- **AUFGABEN**
a – Übersetze den folgenden Satz aus dem Textauszug über den FC Bayern in Barcelona ins Englische: „Es gibt unzählige schöne Plätze in Barcelona, der pittoresken katalanischen Metropole samt Mittelmeer-Strand.“
b – Zitiere aus dem Textauszug wortgetreu die Passage, die mit „Es gibt unzählige“ beginnt und sich bis „als Symbol interpretieren.“ fortsetzt.

- **TEXTAUSZUG**
____________________
Barcelona. . Aus der schwierigen Phase nach dem verpatzten Champions-League-Finale “dahoam“ 2012 ist Bastian Schweinsteiger gestärkt hervorgegangen. Er bildet mit Javi Martinez das Kraftwerk, aus dem der FC Bayern seine Wucht schöpft.
Es gibt unzählige schöne Plätze in Barcelona, der pittoresken katalanischen Metropole samt Mittelmeer-Strand. Es gibt reichlich Kultur, großartige Parkanlagen, die hübschen Bauten von Gaudi – und es gibt den Hesperia Tower, ein hoch empor ragendes Fünf-Sterne-Hotel, in dem der FC Bayern logiert. Unwirtlich am Stadtrand gelegen, inmitten einer Autobahn-Schneise. Mit reichlich gutem Willen kann man es als Symbol interpretieren.
Nichts soll den FC Bayern ablenken vom großen Ziel, von Wembley, vom 25. Mai, dem Finale der Champions League. Die Reise zum Halbfinal-Rückspiel beim FC Barcelona (heute, 20.45 Uhr, live ZDF, Sky und in unserem Ticker) ist ja schließlich nicht als Vergnügungsreise konzipiert – trotz des 4:0 im Hinspiel.
„Das Tor weit aufgestoßen“
„Wir haben das Tor zum Finale aufgestoßen“, sagte Bastian Schweinsteiger am Dienstag. „Aber wir sind noch keinen Schritt reingegangen.“ Dieser Gang soll nun im Camp Nou folgen, in dieser imposanten Schüssel vor mehr als 90 000 Zuschauern, selbst wenn Trainer Jupp Heynckes mahnte: „Barcelona ist immer noch die beste Mannschaft der Welt.“ Und zudem nach Meinung eines profunden Fachmanns namens Schweinsteiger eines von zwei Teams auf diesem Planeten, das ein 0:4 noch egalisieren könne – das andere: der FC Bayern.
____________________
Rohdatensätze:
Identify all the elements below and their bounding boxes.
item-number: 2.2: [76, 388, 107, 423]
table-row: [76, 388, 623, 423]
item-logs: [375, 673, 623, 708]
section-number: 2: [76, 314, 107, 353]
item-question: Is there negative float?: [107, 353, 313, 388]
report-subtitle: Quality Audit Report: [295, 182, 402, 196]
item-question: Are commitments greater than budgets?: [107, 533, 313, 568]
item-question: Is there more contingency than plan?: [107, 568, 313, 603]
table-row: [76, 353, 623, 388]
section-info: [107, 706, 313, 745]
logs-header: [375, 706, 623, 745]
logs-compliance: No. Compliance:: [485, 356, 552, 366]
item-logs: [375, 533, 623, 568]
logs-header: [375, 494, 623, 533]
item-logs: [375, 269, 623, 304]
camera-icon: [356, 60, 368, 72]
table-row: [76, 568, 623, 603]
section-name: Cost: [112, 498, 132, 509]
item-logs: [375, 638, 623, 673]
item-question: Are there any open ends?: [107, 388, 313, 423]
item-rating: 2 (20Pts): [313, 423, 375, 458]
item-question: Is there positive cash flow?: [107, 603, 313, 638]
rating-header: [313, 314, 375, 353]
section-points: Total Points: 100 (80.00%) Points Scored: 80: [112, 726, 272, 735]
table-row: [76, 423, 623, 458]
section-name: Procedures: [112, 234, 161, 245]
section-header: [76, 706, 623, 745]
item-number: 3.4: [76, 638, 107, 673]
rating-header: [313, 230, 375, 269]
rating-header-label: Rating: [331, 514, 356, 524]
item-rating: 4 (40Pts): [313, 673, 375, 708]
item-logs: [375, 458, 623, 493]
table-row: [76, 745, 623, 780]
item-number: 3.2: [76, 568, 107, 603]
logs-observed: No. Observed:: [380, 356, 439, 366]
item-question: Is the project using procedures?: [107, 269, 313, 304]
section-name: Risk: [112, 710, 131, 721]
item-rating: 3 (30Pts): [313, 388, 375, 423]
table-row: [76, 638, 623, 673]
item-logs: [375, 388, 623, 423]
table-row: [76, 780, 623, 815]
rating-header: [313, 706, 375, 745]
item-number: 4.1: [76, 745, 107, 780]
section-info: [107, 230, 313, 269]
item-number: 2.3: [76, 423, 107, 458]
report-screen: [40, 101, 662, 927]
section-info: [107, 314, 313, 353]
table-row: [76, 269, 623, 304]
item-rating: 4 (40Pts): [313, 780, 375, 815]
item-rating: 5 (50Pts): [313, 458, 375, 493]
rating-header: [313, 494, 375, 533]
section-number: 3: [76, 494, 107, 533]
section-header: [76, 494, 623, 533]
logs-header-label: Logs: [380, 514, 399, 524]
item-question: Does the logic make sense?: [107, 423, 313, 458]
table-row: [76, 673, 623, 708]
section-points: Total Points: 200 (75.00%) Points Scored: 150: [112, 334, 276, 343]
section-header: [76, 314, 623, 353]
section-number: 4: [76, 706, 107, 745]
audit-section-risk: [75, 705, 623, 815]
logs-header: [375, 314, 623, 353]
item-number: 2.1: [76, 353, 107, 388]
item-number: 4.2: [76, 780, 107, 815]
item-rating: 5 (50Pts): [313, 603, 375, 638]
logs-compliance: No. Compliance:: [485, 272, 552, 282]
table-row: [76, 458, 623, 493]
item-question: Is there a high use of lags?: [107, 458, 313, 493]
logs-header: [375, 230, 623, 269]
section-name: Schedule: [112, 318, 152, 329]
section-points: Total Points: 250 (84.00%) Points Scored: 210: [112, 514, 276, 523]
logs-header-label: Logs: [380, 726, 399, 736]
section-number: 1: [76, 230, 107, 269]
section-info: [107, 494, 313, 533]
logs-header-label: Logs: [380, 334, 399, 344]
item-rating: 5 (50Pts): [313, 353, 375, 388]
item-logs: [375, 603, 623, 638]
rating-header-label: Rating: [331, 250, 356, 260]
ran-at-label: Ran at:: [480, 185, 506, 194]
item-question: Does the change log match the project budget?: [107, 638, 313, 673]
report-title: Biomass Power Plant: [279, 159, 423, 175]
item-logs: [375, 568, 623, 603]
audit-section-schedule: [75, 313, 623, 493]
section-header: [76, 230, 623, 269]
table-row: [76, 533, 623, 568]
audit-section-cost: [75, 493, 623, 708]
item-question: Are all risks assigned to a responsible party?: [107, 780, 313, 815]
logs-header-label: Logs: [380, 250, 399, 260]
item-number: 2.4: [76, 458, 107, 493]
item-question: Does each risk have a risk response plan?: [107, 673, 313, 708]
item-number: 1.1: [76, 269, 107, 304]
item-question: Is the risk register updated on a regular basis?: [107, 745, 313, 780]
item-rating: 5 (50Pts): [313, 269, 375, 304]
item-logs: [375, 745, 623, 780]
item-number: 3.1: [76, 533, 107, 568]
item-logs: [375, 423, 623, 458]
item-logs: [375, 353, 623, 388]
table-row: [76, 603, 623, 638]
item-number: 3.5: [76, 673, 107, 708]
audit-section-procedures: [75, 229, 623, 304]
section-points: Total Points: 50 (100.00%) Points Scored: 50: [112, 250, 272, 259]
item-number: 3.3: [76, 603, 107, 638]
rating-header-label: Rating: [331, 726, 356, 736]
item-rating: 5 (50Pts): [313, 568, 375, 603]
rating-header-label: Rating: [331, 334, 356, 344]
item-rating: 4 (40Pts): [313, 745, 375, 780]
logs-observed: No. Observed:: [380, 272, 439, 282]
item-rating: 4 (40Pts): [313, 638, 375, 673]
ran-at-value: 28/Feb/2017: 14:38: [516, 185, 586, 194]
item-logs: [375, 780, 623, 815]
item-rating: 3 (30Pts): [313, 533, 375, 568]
____________________
- **LÖSUNGEN**
a – There are countless beautiful places in Barcelona, the picturesque Catalan metropolis with its Mediterranean beach.

b –
Es gibt unzählige schöne Plätze in Barcelona, der pittoresken katalanischen Metropole samt Mittelmeer-Strand. Es gibt reichlich Kultur, großartige Parkanlagen, die hübschen Bauten von Gaudi – und es gibt den Hesperia Tower, ein hoch empor ragendes Fünf-Sterne-Hotel, in dem der FC Bayern logiert. Unwirtlich am Stadtrand gelegen, inmitten einer Autobahn-Schneise. Mit reichlich gutem Willen kann man es als Symbol interpretieren.